### EXERCISE GOAL:
Extract each line from the items below that contains the string "标准减速箱".

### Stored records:
■ ■ ■

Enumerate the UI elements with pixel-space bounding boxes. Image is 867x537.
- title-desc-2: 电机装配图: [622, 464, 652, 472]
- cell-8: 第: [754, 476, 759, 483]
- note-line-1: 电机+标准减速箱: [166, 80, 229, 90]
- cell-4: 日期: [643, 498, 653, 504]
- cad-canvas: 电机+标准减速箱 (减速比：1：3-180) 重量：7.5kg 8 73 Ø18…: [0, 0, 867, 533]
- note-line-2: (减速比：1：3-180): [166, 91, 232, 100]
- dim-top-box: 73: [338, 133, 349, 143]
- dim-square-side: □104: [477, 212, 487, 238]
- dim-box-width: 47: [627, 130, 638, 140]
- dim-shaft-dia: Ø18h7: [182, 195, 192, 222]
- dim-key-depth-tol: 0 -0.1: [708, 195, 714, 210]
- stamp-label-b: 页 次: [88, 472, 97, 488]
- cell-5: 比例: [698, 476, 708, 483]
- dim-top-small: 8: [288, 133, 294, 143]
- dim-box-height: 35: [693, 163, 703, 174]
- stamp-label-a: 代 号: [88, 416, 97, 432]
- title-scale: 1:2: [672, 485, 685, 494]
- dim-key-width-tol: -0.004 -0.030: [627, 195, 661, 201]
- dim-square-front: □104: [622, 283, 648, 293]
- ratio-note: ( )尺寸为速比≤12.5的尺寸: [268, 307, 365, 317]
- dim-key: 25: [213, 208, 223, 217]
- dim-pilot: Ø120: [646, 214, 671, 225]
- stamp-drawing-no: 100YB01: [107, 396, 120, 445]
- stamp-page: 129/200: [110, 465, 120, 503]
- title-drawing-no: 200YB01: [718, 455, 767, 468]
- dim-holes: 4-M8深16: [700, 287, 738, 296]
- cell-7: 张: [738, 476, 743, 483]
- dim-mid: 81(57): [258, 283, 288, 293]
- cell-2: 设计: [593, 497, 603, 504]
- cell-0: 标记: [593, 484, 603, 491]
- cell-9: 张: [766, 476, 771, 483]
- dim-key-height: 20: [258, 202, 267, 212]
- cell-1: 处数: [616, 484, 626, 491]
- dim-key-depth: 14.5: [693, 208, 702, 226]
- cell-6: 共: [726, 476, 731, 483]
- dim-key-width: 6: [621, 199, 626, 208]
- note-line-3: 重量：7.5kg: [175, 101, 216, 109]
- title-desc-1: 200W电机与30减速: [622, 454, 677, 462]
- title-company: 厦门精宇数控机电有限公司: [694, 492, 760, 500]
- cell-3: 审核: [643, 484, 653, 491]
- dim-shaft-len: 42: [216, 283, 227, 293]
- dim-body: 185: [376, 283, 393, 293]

■ ■ ■

### REPLY:
- note-line-1: 电机+标准减速箱: [166, 80, 229, 90]
- cad-canvas: 电机+标准减速箱 (减速比：1：3-180) 重量：7.5kg 8 73 Ø18…: [0, 0, 867, 533]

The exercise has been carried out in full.